-- Start --

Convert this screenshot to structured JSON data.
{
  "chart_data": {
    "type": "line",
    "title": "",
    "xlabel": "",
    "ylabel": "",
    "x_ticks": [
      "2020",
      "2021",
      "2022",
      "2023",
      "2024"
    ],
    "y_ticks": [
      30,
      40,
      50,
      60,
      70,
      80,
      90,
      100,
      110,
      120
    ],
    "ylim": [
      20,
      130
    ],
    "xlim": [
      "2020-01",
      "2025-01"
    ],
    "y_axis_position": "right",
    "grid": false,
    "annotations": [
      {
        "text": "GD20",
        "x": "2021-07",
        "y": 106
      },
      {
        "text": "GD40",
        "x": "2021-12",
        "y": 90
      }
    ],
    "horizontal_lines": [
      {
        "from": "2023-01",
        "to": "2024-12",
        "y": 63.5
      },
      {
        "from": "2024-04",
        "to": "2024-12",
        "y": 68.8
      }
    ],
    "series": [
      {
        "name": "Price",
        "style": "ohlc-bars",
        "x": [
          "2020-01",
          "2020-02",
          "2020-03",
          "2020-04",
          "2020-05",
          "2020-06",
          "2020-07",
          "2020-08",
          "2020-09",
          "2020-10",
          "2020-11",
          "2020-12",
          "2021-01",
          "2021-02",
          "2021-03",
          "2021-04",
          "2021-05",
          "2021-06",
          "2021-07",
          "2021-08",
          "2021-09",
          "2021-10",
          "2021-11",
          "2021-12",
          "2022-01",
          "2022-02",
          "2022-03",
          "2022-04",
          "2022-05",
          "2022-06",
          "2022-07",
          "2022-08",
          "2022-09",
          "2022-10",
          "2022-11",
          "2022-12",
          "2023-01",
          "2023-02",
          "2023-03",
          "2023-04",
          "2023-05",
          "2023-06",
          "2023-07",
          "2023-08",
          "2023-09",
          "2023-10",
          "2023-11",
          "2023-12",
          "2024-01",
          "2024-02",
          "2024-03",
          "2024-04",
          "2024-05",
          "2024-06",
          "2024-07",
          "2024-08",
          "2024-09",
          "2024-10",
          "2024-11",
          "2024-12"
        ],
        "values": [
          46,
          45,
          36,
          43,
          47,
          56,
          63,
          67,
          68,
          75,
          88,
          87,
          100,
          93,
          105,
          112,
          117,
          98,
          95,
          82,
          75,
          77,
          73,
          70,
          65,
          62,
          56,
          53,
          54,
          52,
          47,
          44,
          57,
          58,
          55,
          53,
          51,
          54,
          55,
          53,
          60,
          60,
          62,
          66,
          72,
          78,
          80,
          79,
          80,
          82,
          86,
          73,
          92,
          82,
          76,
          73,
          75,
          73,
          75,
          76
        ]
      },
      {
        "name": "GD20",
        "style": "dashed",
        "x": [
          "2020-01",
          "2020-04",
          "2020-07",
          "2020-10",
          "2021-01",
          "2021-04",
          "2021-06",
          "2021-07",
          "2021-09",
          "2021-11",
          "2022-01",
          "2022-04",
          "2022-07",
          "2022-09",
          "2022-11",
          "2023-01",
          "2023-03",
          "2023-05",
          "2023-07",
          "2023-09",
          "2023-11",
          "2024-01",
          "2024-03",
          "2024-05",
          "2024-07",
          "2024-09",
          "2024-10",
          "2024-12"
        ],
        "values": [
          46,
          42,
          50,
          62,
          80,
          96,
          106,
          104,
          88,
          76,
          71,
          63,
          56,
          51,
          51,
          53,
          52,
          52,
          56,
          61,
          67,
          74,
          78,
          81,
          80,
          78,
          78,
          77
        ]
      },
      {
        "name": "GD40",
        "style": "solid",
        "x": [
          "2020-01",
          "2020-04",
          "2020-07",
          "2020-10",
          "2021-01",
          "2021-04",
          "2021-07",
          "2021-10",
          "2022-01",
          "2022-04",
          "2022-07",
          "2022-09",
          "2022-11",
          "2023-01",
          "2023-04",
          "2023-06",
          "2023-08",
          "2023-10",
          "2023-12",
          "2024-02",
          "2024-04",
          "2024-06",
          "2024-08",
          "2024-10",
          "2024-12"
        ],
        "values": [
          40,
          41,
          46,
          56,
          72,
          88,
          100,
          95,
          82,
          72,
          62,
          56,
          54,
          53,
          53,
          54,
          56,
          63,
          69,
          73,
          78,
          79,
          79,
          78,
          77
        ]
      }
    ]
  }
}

-- End --

To be done — Repeat all the records. Match each line exactly.

Solution for this task —
Convert this screenshot to structured JSON data.
{
  "chart_data": {
    "type": "line",
    "title": "",
    "xlabel": "",
    "ylabel": "",
    "x_ticks": [
      "2020",
      "2021",
      "2022",
      "2023",
      "2024"
    ],
    "y_ticks": [
      30,
      40,
      50,
      60,
      70,
      80,
      90,
      100,
      110,
      120
    ],
    "ylim": [
      20,
      130
    ],
    "xlim": [
      "2020-01",
      "2025-01"
    ],
    "y_axis_position": "right",
    "grid": false,
    "annotations": [
      {
        "text": "GD20",
        "x": "2021-07",
        "y": 106
      },
      {
        "text": "GD40",
        "x": "2021-12",
        "y": 90
      }
    ],
    "horizontal_lines": [
      {
        "from": "2023-01",
        "to": "2024-12",
        "y": 63.5
      },
      {
        "from": "2024-04",
        "to": "2024-12",
        "y": 68.8
      }
    ],
    "series": [
      {
        "name": "Price",
        "style": "ohlc-bars",
        "x": [
          "2020-01",
          "2020-02",
          "2020-03",
          "2020-04",
          "2020-05",
          "2020-06",
          "2020-07",
          "2020-08",
          "2020-09",
          "2020-10",
          "2020-11",
          "2020-12",
          "2021-01",
          "2021-02",
          "2021-03",
          "2021-04",
          "2021-05",
          "2021-06",
          "2021-07",
          "2021-08",
          "2021-09",
          "2021-10",
          "2021-11",
          "2021-12",
          "2022-01",
          "2022-02",
          "2022-03",
          "2022-04",
          "2022-05",
          "2022-06",
          "2022-07",
          "2022-08",
          "2022-09",
          "2022-10",
          "2022-11",
          "2022-12",
          "2023-01",
          "2023-02",
          "2023-03",
          "2023-04",
          "2023-05",
          "2023-06",
          "2023-07",
          "2023-08",
          "2023-09",
          "2023-10",
          "2023-11",
          "2023-12",
          "2024-01",
          "2024-02",
          "2024-03",
          "2024-04",
          "2024-05",
          "2024-06",
          "2024-07",
          "2024-08",
          "2024-09",
          "2024-10",
          "2024-11",
          "2024-12"
        ],
        "values": [
          46,
          45,
          36,
          43,
          47,
          56,
          63,
          67,
          68,
          75,
          88,
          87,
          100,
          93,
          105,
          112,
          117,
          98,
          95,
          82,
          75,
          77,
          73,
          70,
          65,
          62,
          56,
          53,
          54,
          52,
          47,
          44,
          57,
          58,
          55,
          53,
          51,
          54,
          55,
          53,
          60,
          60,
          62,
          66,
          72,
          78,
          80,
          79,
          80,
          82,
          86,
          73,
          92,
          82,
          76,
          73,
          75,
          73,
          75,
          76
        ]
      },
      {
        "name": "GD20",
        "style": "dashed",
        "x": [
          "2020-01",
          "2020-04",
          "2020-07",
          "2020-10",
          "2021-01",
          "2021-04",
          "2021-06",
          "2021-07",
          "2021-09",
          "2021-11",
          "2022-01",
          "2022-04",
          "2022-07",
          "2022-09",
          "2022-11",
          "2023-01",
          "2023-03",
          "2023-05",
          "2023-07",
          "2023-09",
          "2023-11",
          "2024-01",
          "2024-03",
          "2024-05",
          "2024-07",
          "2024-09",
          "2024-10",
          "2024-12"
        ],
        "values": [
          46,
          42,
          50,
          62,
          80,
          96,
          106,
          104,
          88,
          76,
          71,
          63,
          56,
          51,
          51,
          53,
          52,
          52,
          56,
          61,
          67,
          74,
          78,
          81,
          80,
          78,
          78,
          77
        ]
      },
      {
        "name": "GD40",
        "style": "solid",
        "x": [
          "2020-01",
          "2020-04",
          "2020-07",
          "2020-10",
          "2021-01",
          "2021-04",
          "2021-07",
          "2021-10",
          "2022-01",
          "2022-04",
          "2022-07",
          "2022-09",
          "2022-11",
          "2023-01",
          "2023-04",
          "2023-06",
          "2023-08",
          "2023-10",
          "2023-12",
          "2024-02",
          "2024-04",
          "2024-06",
          "2024-08",
          "2024-10",
          "2024-12"
        ],
        "values": [
          40,
          41,
          46,
          56,
          72,
          88,
          100,
          95,
          82,
          72,
          62,
          56,
          54,
          53,
          53,
          54,
          56,
          63,
          69,
          73,
          78,
          79,
          79,
          78,
          77
        ]
      }
    ]
  }
}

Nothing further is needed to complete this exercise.